[Collected data]
•••••

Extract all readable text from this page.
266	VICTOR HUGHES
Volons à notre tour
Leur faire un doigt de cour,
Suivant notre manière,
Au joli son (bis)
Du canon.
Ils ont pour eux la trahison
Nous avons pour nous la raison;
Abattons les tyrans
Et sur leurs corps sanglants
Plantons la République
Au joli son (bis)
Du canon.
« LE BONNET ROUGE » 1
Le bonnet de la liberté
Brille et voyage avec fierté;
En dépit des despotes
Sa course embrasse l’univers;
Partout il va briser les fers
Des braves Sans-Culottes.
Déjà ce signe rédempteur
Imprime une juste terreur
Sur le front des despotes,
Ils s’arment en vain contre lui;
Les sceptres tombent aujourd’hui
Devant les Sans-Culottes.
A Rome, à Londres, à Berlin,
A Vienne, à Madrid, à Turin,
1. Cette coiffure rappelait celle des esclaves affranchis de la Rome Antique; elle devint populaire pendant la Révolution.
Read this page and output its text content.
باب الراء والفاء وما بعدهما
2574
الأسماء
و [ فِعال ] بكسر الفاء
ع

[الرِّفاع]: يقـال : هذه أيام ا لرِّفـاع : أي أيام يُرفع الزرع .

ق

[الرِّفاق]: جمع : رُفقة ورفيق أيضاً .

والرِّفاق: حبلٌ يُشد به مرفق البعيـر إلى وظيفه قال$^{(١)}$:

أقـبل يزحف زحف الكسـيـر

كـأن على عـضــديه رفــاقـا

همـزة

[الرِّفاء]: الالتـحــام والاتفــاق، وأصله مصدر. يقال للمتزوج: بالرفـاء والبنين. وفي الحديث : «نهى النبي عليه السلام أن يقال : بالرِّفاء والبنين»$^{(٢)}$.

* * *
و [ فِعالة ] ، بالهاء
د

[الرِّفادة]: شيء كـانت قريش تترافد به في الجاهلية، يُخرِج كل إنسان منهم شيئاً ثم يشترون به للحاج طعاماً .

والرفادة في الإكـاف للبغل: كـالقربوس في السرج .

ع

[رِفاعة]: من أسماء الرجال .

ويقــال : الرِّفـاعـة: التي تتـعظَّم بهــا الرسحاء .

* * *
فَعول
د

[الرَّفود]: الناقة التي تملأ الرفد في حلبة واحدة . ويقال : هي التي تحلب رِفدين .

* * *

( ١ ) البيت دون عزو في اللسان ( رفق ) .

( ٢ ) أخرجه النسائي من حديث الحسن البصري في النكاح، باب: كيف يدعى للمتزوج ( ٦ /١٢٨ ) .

•••••

• **WRITTEN EXERCISE**
How many of the listing's lines contain "this"? Respond with a single number and nothing else.

• **REPLY TO THE EXERCISE**
2